Dass der Angeklagte, der seit dem Jahre 1924 einen Führerschein besitzt und ständig einen Kraftwagen gefahren hat, bei seiner beträchtlichen Verkehrserfahrung imstande war, die möglichen Folgen seines Verhaltens vorauszusehen und demgemäss seine Fahrweise einzurichten, stellt das Landgericht zwar nicht ausdrücklich fest; doch ergibt sich das als Jberzeugung der Strafkammer: zweifelsfrei aus dem Zusammenhang der

Urteilsgründe.

Damit sind die äusseren und inneren Tatbestandsmerkmale des § 222 StGB und der §§ 1, 49 StVO bedenkenfrei nachgewiesen.

Gespeicherte Dateneinträge
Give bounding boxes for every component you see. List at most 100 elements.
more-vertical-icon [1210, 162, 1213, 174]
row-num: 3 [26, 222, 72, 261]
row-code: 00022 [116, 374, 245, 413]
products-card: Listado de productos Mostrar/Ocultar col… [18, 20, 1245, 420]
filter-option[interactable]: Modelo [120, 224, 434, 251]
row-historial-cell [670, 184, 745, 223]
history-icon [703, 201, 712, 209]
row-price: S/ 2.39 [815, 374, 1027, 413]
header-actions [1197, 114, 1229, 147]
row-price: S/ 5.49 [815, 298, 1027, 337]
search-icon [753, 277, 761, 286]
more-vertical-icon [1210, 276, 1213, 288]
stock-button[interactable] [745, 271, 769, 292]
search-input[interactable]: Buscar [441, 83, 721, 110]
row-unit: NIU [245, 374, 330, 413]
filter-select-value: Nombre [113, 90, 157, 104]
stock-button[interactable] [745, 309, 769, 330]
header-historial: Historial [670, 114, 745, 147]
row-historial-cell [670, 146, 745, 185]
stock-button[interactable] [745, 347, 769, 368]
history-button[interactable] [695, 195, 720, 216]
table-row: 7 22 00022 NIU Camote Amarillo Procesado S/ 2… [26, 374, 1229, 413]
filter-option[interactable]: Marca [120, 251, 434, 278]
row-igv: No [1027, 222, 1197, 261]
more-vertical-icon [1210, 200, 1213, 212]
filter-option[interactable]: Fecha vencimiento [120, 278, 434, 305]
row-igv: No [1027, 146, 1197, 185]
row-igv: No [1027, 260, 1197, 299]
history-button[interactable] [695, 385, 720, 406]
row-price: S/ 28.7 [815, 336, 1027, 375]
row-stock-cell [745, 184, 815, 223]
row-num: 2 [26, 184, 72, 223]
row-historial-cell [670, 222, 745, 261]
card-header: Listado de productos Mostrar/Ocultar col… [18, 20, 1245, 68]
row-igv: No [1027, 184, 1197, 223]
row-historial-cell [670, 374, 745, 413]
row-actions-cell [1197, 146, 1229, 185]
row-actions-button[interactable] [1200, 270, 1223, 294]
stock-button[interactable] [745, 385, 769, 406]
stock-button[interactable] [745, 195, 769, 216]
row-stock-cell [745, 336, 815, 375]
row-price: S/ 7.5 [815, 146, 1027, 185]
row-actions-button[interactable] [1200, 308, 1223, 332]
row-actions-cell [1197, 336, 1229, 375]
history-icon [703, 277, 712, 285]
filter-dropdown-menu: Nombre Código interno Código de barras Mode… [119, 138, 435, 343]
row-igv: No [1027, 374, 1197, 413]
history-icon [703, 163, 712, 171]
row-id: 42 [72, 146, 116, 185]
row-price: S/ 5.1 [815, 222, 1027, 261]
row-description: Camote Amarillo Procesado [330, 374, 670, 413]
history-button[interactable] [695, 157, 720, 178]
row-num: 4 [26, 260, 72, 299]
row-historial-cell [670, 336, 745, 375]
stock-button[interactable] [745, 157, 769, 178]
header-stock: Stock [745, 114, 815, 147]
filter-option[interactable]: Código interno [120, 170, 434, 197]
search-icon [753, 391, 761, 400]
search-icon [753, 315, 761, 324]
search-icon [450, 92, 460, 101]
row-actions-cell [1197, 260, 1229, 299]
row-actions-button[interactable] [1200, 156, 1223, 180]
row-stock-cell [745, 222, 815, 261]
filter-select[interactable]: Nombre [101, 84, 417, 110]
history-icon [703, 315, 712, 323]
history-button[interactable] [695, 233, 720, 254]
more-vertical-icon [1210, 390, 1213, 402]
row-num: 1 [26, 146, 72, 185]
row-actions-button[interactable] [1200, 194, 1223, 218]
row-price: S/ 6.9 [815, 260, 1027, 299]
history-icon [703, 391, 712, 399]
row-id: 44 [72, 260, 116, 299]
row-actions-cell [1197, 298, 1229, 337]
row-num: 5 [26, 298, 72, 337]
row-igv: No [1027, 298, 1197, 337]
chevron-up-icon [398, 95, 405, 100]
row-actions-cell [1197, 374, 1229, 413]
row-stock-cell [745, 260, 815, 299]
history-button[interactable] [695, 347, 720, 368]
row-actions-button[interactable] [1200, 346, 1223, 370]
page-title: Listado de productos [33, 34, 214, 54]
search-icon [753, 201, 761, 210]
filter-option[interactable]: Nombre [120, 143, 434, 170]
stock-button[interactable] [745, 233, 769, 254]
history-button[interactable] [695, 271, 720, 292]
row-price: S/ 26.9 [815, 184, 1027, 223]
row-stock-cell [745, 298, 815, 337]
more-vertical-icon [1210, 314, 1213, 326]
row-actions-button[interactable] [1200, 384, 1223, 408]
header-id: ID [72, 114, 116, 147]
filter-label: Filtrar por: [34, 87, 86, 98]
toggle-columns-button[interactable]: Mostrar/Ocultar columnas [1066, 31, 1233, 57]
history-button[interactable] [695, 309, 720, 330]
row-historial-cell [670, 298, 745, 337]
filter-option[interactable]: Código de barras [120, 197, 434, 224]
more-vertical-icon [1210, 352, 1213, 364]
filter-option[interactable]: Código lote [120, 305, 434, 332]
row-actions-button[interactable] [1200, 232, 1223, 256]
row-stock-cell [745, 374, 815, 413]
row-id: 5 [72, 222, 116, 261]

Zu bearbeitende Aufgabe: Kopieren Sie aus dem ausgewählten Text wortgetreu den Abschnitt von „Dass der Angeklagte, der“ bis einschließlich „StVO bedenkenfrei nachgewiesen.“.

Antwort:
Dass der Angeklagte, der seit dem Jahre 1924 einen Führerschein besitzt und ständig einen Kraftwagen gefahren hat, bei seiner beträchtlichen Verkehrserfahrung imstande war, die möglichen Folgen seines Verhaltens vorauszusehen und demgemäss seine Fahrweise einzurichten, stellt das Landgericht zwar nicht ausdrücklich fest; doch ergibt sich das als Jberzeugung der Strafkammer: zweifelsfrei aus dem Zusammenhang der

Urteilsgründe.

Damit sind die äusseren und inneren Tatbestandsmerkmale des § 222 StGB und der §§ 1, 49 StVO bedenkenfrei nachgewiesen.